Keep only those lines of the records that include the string "XX自治区额济纳旗XX矿区".
-- Begin Material --
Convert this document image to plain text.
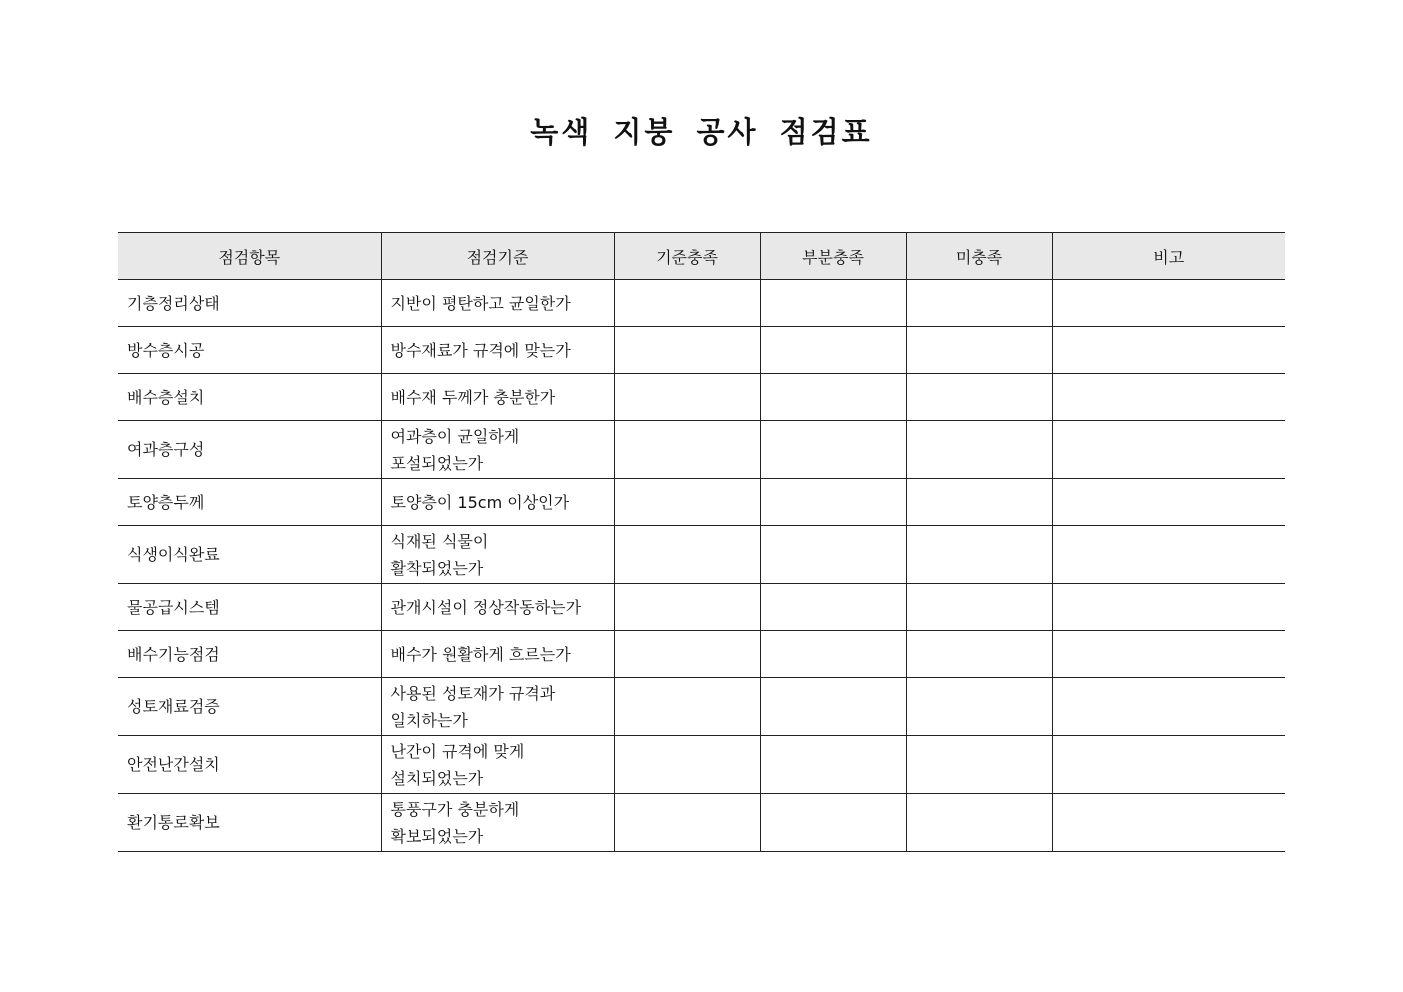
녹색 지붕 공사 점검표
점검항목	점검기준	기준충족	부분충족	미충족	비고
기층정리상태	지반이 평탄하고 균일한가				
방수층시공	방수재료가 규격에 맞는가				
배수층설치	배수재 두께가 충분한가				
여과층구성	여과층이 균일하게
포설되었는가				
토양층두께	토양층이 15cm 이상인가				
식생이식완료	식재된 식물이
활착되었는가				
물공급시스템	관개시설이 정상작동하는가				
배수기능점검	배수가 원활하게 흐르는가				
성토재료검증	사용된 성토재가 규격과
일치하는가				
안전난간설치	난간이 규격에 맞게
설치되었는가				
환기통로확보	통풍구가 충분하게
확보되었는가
-- End Material --
-- Begin Material --
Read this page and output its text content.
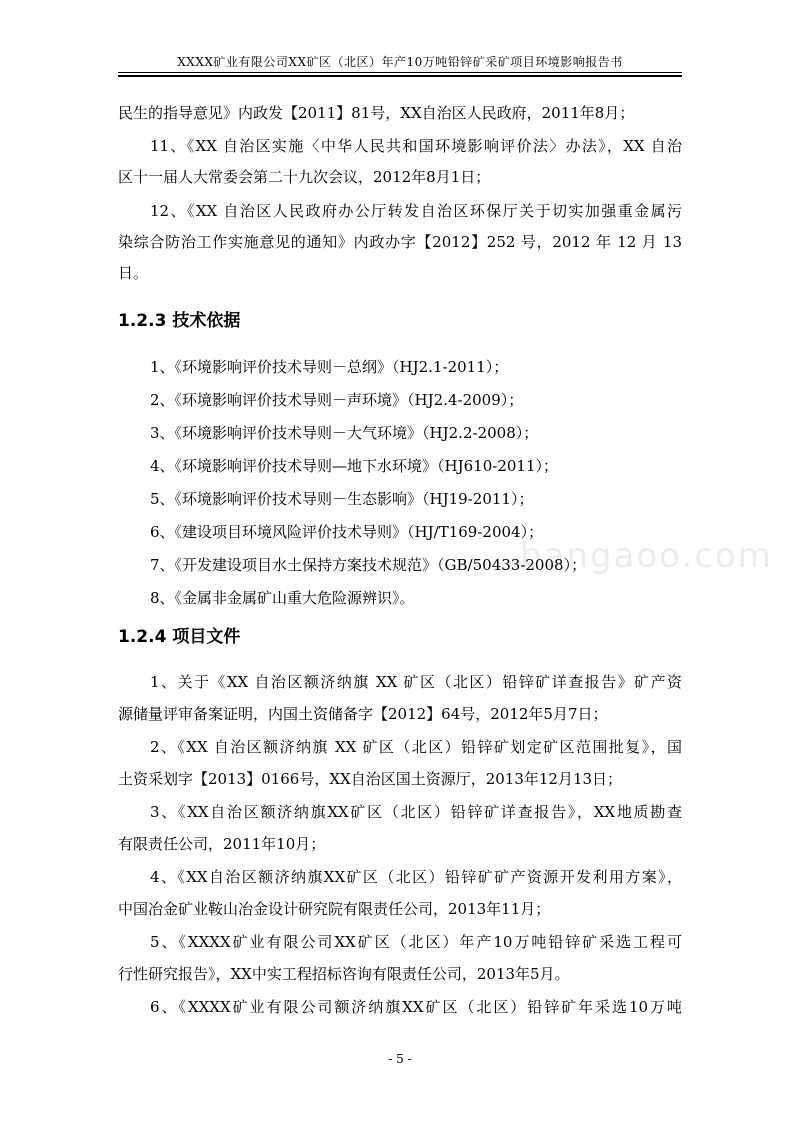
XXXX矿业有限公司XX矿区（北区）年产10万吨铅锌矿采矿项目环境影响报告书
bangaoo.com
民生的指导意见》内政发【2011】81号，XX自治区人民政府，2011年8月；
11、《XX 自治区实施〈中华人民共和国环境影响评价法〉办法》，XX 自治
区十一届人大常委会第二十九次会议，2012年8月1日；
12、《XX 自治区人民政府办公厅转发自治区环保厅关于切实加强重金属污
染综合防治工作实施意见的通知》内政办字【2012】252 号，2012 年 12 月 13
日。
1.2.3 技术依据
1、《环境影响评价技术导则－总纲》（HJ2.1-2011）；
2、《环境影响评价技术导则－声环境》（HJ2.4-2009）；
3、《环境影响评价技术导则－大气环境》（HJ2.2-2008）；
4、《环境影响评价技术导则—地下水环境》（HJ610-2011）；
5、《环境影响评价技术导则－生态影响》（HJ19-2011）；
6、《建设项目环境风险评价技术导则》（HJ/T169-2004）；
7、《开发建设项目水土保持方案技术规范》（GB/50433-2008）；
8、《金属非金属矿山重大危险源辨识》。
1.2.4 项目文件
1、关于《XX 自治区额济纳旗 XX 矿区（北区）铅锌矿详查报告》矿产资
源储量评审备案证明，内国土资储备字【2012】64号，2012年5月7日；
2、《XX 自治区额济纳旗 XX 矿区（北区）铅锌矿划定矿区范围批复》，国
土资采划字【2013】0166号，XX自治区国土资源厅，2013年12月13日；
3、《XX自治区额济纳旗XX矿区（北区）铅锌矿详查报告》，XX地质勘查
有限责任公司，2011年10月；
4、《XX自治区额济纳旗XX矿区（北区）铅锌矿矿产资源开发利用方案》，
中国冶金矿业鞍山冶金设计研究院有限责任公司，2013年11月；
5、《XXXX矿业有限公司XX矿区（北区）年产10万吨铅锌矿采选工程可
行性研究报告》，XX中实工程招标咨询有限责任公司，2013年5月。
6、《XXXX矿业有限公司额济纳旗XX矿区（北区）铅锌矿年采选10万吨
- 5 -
-- End Material --
Worked solution:
3、《XX自治区额济纳旗XX矿区（北区）铅锌矿详查报告》，XX地质勘查
4、《XX自治区额济纳旗XX矿区（北区）铅锌矿矿产资源开发利用方案》，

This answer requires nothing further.